-- start of EXERCISE DATA --

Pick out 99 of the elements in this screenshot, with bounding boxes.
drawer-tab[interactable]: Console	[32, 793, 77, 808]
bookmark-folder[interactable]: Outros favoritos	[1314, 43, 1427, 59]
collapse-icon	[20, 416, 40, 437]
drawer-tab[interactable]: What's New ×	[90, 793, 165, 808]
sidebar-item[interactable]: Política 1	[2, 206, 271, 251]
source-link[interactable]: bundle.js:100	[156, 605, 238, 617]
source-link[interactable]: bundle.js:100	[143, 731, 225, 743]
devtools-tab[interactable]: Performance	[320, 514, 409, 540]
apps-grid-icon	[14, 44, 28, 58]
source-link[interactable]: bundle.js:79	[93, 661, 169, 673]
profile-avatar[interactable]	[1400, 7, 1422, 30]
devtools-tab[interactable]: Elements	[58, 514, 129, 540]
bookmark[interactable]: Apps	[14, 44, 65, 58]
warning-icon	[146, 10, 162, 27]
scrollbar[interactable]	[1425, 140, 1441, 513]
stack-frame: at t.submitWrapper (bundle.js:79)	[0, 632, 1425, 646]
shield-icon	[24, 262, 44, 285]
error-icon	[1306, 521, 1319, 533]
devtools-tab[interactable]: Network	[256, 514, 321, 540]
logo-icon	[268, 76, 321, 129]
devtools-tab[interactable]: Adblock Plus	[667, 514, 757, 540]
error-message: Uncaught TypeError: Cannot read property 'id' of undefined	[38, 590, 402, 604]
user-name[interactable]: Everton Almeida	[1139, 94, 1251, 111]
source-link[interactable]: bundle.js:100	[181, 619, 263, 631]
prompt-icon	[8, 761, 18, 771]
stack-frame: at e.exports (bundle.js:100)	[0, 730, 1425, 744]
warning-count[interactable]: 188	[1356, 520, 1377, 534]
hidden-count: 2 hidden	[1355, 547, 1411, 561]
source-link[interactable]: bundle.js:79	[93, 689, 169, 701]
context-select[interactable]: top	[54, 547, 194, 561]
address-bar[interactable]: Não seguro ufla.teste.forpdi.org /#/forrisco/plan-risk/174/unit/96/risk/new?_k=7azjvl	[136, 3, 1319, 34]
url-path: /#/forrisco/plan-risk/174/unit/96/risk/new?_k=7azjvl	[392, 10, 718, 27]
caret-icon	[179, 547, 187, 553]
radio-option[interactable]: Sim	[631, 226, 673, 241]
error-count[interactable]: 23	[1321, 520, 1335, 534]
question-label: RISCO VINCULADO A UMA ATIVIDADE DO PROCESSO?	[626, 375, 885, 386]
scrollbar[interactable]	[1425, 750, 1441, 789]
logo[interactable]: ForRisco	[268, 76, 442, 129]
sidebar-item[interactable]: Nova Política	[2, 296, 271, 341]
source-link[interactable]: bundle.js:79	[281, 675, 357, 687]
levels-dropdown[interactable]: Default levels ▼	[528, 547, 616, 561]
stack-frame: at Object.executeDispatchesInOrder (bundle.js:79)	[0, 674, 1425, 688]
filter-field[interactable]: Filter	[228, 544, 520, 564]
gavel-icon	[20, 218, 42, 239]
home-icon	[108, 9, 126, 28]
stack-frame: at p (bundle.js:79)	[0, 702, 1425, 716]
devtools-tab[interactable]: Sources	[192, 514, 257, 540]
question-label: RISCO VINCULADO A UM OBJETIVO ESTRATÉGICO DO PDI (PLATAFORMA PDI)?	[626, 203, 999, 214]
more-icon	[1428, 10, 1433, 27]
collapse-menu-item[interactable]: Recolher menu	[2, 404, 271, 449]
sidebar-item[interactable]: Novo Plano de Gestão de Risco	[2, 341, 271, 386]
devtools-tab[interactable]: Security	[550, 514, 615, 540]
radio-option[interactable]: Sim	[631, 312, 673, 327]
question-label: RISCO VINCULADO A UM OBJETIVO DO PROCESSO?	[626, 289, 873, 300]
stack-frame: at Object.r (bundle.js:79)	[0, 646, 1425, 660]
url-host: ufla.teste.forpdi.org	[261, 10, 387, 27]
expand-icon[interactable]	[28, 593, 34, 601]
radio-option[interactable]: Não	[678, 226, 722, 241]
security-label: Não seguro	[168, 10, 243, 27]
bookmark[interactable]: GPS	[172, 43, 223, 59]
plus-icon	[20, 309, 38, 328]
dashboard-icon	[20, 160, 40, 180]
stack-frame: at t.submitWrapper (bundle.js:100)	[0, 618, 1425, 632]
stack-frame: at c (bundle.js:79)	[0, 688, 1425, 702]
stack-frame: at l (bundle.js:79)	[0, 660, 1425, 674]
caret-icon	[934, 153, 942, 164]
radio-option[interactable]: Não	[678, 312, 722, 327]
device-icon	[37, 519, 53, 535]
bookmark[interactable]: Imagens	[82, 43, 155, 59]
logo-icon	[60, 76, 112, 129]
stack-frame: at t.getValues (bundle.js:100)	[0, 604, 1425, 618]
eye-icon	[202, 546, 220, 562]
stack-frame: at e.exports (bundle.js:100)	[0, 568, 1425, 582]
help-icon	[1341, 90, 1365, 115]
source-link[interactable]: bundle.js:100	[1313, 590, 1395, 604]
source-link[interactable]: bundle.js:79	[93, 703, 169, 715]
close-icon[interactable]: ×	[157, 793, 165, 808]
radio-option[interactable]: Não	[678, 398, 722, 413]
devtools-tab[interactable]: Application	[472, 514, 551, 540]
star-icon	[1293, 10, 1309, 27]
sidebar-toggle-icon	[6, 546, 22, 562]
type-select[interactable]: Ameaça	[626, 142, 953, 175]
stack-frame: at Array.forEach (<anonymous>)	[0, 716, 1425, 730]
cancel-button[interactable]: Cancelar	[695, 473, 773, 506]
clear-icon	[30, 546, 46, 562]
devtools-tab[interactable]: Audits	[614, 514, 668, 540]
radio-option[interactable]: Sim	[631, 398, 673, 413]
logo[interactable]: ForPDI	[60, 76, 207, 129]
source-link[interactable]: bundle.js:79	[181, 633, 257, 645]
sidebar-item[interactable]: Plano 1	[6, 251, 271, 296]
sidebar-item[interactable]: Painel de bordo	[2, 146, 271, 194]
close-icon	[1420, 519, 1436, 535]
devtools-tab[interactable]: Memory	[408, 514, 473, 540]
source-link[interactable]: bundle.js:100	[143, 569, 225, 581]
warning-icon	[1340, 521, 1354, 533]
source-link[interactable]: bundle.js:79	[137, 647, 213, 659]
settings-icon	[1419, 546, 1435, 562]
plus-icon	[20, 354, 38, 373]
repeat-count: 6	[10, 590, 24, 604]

-- end of EXERCISE DATA --

_STATED TASK_
Return every line of the data above unchanged, character for character.

_RESULT OF THIS TASK_
Pick out 99 of the elements in this screenshot, with bounding boxes.
drawer-tab[interactable]: Console	[32, 793, 77, 808]
bookmark-folder[interactable]: Outros favoritos	[1314, 43, 1427, 59]
collapse-icon	[20, 416, 40, 437]
drawer-tab[interactable]: What's New ×	[90, 793, 165, 808]
sidebar-item[interactable]: Política 1	[2, 206, 271, 251]
source-link[interactable]: bundle.js:100	[156, 605, 238, 617]
source-link[interactable]: bundle.js:100	[143, 731, 225, 743]
devtools-tab[interactable]: Performance	[320, 514, 409, 540]
apps-grid-icon	[14, 44, 28, 58]
source-link[interactable]: bundle.js:79	[93, 661, 169, 673]
profile-avatar[interactable]	[1400, 7, 1422, 30]
devtools-tab[interactable]: Elements	[58, 514, 129, 540]
bookmark[interactable]: Apps	[14, 44, 65, 58]
warning-icon	[146, 10, 162, 27]
scrollbar[interactable]	[1425, 140, 1441, 513]
stack-frame: at t.submitWrapper (bundle.js:79)	[0, 632, 1425, 646]
shield-icon	[24, 262, 44, 285]
error-icon	[1306, 521, 1319, 533]
devtools-tab[interactable]: Network	[256, 514, 321, 540]
logo-icon	[268, 76, 321, 129]
devtools-tab[interactable]: Adblock Plus	[667, 514, 757, 540]
error-message: Uncaught TypeError: Cannot read property 'id' of undefined	[38, 590, 402, 604]
user-name[interactable]: Everton Almeida	[1139, 94, 1251, 111]
source-link[interactable]: bundle.js:100	[181, 619, 263, 631]
prompt-icon	[8, 761, 18, 771]
stack-frame: at e.exports (bundle.js:100)	[0, 730, 1425, 744]
warning-count[interactable]: 188	[1356, 520, 1377, 534]
hidden-count: 2 hidden	[1355, 547, 1411, 561]
source-link[interactable]: bundle.js:79	[93, 689, 169, 701]
context-select[interactable]: top	[54, 547, 194, 561]
address-bar[interactable]: Não seguro ufla.teste.forpdi.org /#/forrisco/plan-risk/174/unit/96/risk/new?_k=7azjvl	[136, 3, 1319, 34]
url-path: /#/forrisco/plan-risk/174/unit/96/risk/new?_k=7azjvl	[392, 10, 718, 27]
caret-icon	[179, 547, 187, 553]
radio-option[interactable]: Sim	[631, 226, 673, 241]
error-count[interactable]: 23	[1321, 520, 1335, 534]
question-label: RISCO VINCULADO A UMA ATIVIDADE DO PROCESSO?	[626, 375, 885, 386]
scrollbar[interactable]	[1425, 750, 1441, 789]
logo[interactable]: ForRisco	[268, 76, 442, 129]
sidebar-item[interactable]: Nova Política	[2, 296, 271, 341]
source-link[interactable]: bundle.js:79	[281, 675, 357, 687]
levels-dropdown[interactable]: Default levels ▼	[528, 547, 616, 561]
stack-frame: at Object.executeDispatchesInOrder (bundle.js:79)	[0, 674, 1425, 688]
filter-field[interactable]: Filter	[228, 544, 520, 564]
gavel-icon	[20, 218, 42, 239]
home-icon	[108, 9, 126, 28]
stack-frame: at p (bundle.js:79)	[0, 702, 1425, 716]
devtools-tab[interactable]: Sources	[192, 514, 257, 540]
question-label: RISCO VINCULADO A UM OBJETIVO ESTRATÉGICO DO PDI (PLATAFORMA PDI)?	[626, 203, 999, 214]
more-icon	[1428, 10, 1433, 27]
collapse-menu-item[interactable]: Recolher menu	[2, 404, 271, 449]
sidebar-item[interactable]: Novo Plano de Gestão de Risco	[2, 341, 271, 386]
devtools-tab[interactable]: Security	[550, 514, 615, 540]
radio-option[interactable]: Sim	[631, 312, 673, 327]
question-label: RISCO VINCULADO A UM OBJETIVO DO PROCESSO?	[626, 289, 873, 300]
stack-frame: at Object.r (bundle.js:79)	[0, 646, 1425, 660]
url-host: ufla.teste.forpdi.org	[261, 10, 387, 27]
expand-icon[interactable]	[28, 593, 34, 601]
radio-option[interactable]: Não	[678, 226, 722, 241]
security-label: Não seguro	[168, 10, 243, 27]
bookmark[interactable]: GPS	[172, 43, 223, 59]
plus-icon	[20, 309, 38, 328]
dashboard-icon	[20, 160, 40, 180]
stack-frame: at t.submitWrapper (bundle.js:100)	[0, 618, 1425, 632]
stack-frame: at c (bundle.js:79)	[0, 688, 1425, 702]
stack-frame: at l (bundle.js:79)	[0, 660, 1425, 674]
caret-icon	[934, 153, 942, 164]
radio-option[interactable]: Não	[678, 312, 722, 327]
device-icon	[37, 519, 53, 535]
bookmark[interactable]: Imagens	[82, 43, 155, 59]
logo-icon	[60, 76, 112, 129]
stack-frame: at t.getValues (bundle.js:100)	[0, 604, 1425, 618]
eye-icon	[202, 546, 220, 562]
stack-frame: at e.exports (bundle.js:100)	[0, 568, 1425, 582]
help-icon	[1341, 90, 1365, 115]
source-link[interactable]: bundle.js:100	[1313, 590, 1395, 604]
source-link[interactable]: bundle.js:79	[93, 703, 169, 715]
close-icon[interactable]: ×	[157, 793, 165, 808]
radio-option[interactable]: Não	[678, 398, 722, 413]
devtools-tab[interactable]: Application	[472, 514, 551, 540]
star-icon	[1293, 10, 1309, 27]
sidebar-toggle-icon	[6, 546, 22, 562]
type-select[interactable]: Ameaça	[626, 142, 953, 175]
stack-frame: at Array.forEach (<anonymous>)	[0, 716, 1425, 730]
cancel-button[interactable]: Cancelar	[695, 473, 773, 506]
clear-icon	[30, 546, 46, 562]
devtools-tab[interactable]: Audits	[614, 514, 668, 540]
radio-option[interactable]: Sim	[631, 398, 673, 413]
logo[interactable]: ForPDI	[60, 76, 207, 129]
source-link[interactable]: bundle.js:79	[181, 633, 257, 645]
sidebar-item[interactable]: Plano 1	[6, 251, 271, 296]
sidebar-item[interactable]: Painel de bordo	[2, 146, 271, 194]
close-icon	[1420, 519, 1436, 535]
devtools-tab[interactable]: Memory	[408, 514, 473, 540]
source-link[interactable]: bundle.js:100	[143, 569, 225, 581]
warning-icon	[1340, 521, 1354, 533]
source-link[interactable]: bundle.js:79	[137, 647, 213, 659]
settings-icon	[1419, 546, 1435, 562]
plus-icon	[20, 354, 38, 373]
repeat-count: 6	[10, 590, 24, 604]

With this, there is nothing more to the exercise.